▸ **Required task**
Write out the material exactly, with the pictures left out.

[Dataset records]
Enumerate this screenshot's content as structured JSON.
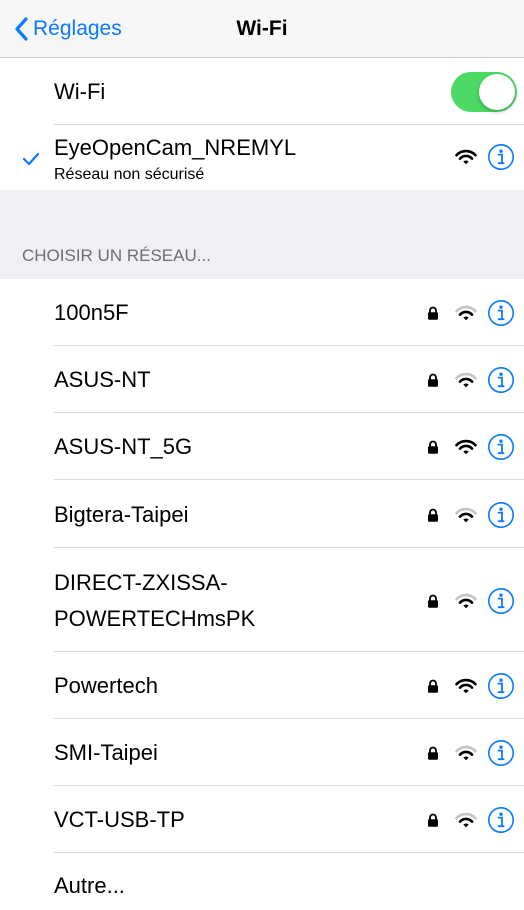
{
  "nav": {
    "back_label": "Réglages",
    "title": "Wi-Fi"
  },
  "wifi_toggle": {
    "label": "Wi-Fi",
    "on": true
  },
  "connected": {
    "ssid": "EyeOpenCam_NREMYL",
    "subtitle": "Réseau non sécurisé",
    "icon": "wifi-icon"
  },
  "section_header": "CHOISIR UN RÉSEAU...",
  "networks": [
    {
      "ssid": "100n5F",
      "locked": true
    },
    {
      "ssid": "ASUS-NT",
      "locked": true
    },
    {
      "ssid": "ASUS-NT_5G",
      "locked": true
    },
    {
      "ssid": "Bigtera-Taipei",
      "locked": true
    },
    {
      "ssid_line1": "DIRECT-ZXISSA-",
      "ssid_line2": "POWERTECHmsPK",
      "locked": true
    },
    {
      "ssid": "Powertech",
      "locked": true
    },
    {
      "ssid": "SMI-Taipei",
      "locked": true
    },
    {
      "ssid": "VCT-USB-TP",
      "locked": true
    }
  ],
  "other_label": "Autre...",
  "colors": {
    "accent": "#0a7aff",
    "toggle_on": "#4cd964",
    "group_bg": "#efeff4",
    "header_text": "#6d6d72"
  },
  "icons": [
    "chevron-left-icon",
    "checkmark-icon",
    "wifi-icon",
    "lock-icon",
    "info-icon"
  ]
}
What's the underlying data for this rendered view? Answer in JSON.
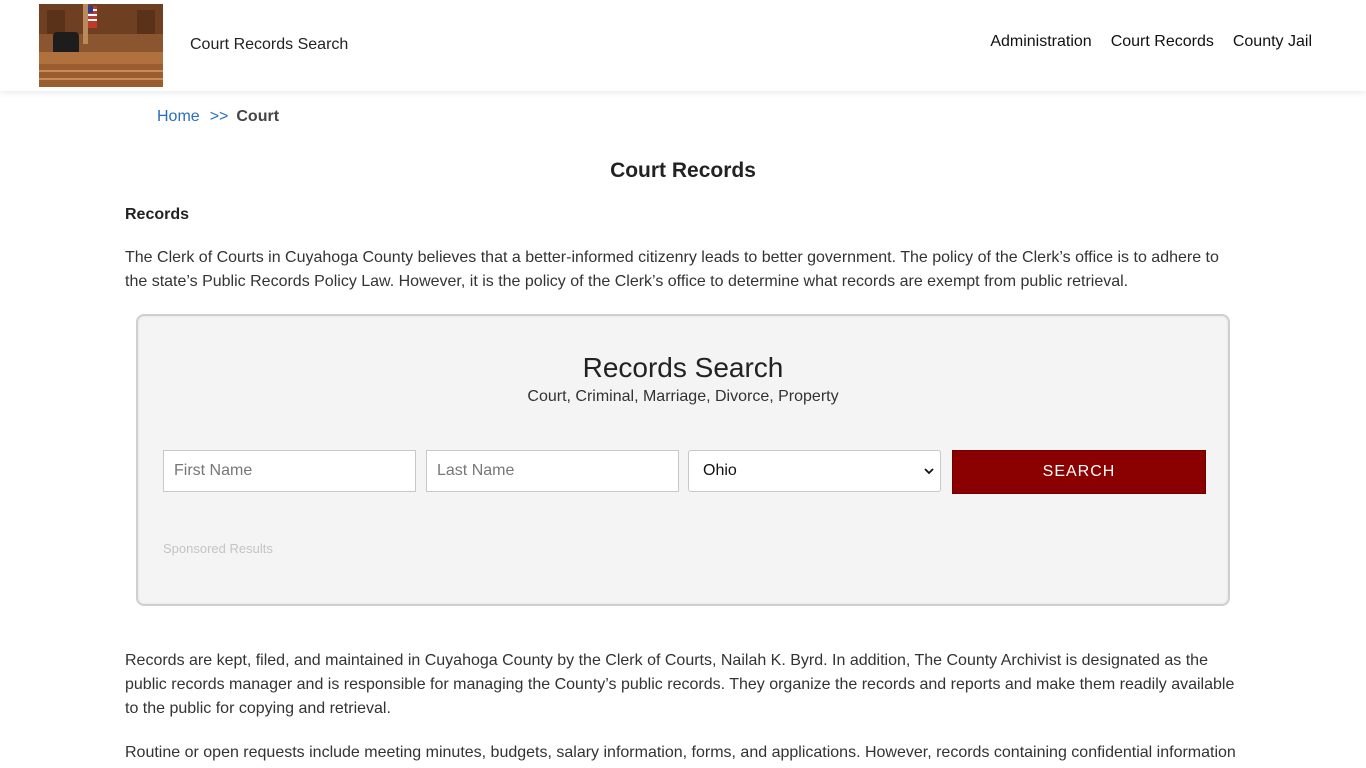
{
  "header": {
    "site_title": "Court Records Search",
    "nav": [
      "Administration",
      "Court Records",
      "County Jail"
    ]
  },
  "breadcrumb": {
    "home": "Home",
    "separator": ">>",
    "current": "Court"
  },
  "page_title": "Court Records",
  "section_heading": "Records",
  "paragraph_1": "The Clerk of Courts in Cuyahoga County believes that a better-informed citizenry leads to better government. The policy of the Clerk’s office is to adhere to the state’s Public Records Policy Law. However, it is the policy of the Clerk’s office to determine what records are exempt from public retrieval.",
  "search": {
    "title": "Records Search",
    "subtitle": "Court, Criminal, Marriage, Divorce, Property",
    "first_name_placeholder": "First Name",
    "last_name_placeholder": "Last Name",
    "state_selected": "Ohio",
    "button_label": "SEARCH",
    "sponsored_label": "Sponsored Results",
    "button_color": "#8b0000"
  },
  "paragraph_2": "Records are kept, filed, and maintained in Cuyahoga County by the Clerk of Courts, Nailah K. Byrd. In addition, The County Archivist is designated as the public records manager and is responsible for managing the County’s public records. They organize the records and reports and make them readily available to the public for copying and retrieval.",
  "paragraph_3": "Routine or open requests include meeting minutes, budgets, salary information, forms, and applications. However, records containing confidential information"
}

▸ **The completed task**
Enumerate this screenshot's content as structured JSON.
{
  "nav": {
    "back_label": "Réglages",
    "title": "Wi-Fi"
  },
  "wifi_toggle": {
    "label": "Wi-Fi",
    "on": true
  },
  "connected": {
    "ssid": "EyeOpenCam_NREMYL",
    "subtitle": "Réseau non sécurisé",
    "icon": "wifi-icon"
  },
  "section_header": "CHOISIR UN RÉSEAU...",
  "networks": [
    {
      "ssid": "100n5F",
      "locked": true
    },
    {
      "ssid": "ASUS-NT",
      "locked": true
    },
    {
      "ssid": "ASUS-NT_5G",
      "locked": true
    },
    {
      "ssid": "Bigtera-Taipei",
      "locked": true
    },
    {
      "ssid_line1": "DIRECT-ZXISSA-",
      "ssid_line2": "POWERTECHmsPK",
      "locked": true
    },
    {
      "ssid": "Powertech",
      "locked": true
    },
    {
      "ssid": "SMI-Taipei",
      "locked": true
    },
    {
      "ssid": "VCT-USB-TP",
      "locked": true
    }
  ],
  "other_label": "Autre...",
  "colors": {
    "accent": "#0a7aff",
    "toggle_on": "#4cd964",
    "group_bg": "#efeff4",
    "header_text": "#6d6d72"
  },
  "icons": [
    "chevron-left-icon",
    "checkmark-icon",
    "wifi-icon",
    "lock-icon",
    "info-icon"
  ]
}
What's the underlying data for this rendered view? Answer in JSON.
{
  "header": {
    "site_title": "Court Records Search",
    "nav": [
      "Administration",
      "Court Records",
      "County Jail"
    ]
  },
  "breadcrumb": {
    "home": "Home",
    "separator": ">>",
    "current": "Court"
  },
  "page_title": "Court Records",
  "section_heading": "Records",
  "paragraph_1": "The Clerk of Courts in Cuyahoga County believes that a better-informed citizenry leads to better government. The policy of the Clerk’s office is to adhere to the state’s Public Records Policy Law. However, it is the policy of the Clerk’s office to determine what records are exempt from public retrieval.",
  "search": {
    "title": "Records Search",
    "subtitle": "Court, Criminal, Marriage, Divorce, Property",
    "first_name_placeholder": "First Name",
    "last_name_placeholder": "Last Name",
    "state_selected": "Ohio",
    "button_label": "SEARCH",
    "sponsored_label": "Sponsored Results",
    "button_color": "#8b0000"
  },
  "paragraph_2": "Records are kept, filed, and maintained in Cuyahoga County by the Clerk of Courts, Nailah K. Byrd. In addition, The County Archivist is designated as the public records manager and is responsible for managing the County’s public records. They organize the records and reports and make them readily available to the public for copying and retrieval.",
  "paragraph_3": "Routine or open requests include meeting minutes, budgets, salary information, forms, and applications. However, records containing confidential information"
}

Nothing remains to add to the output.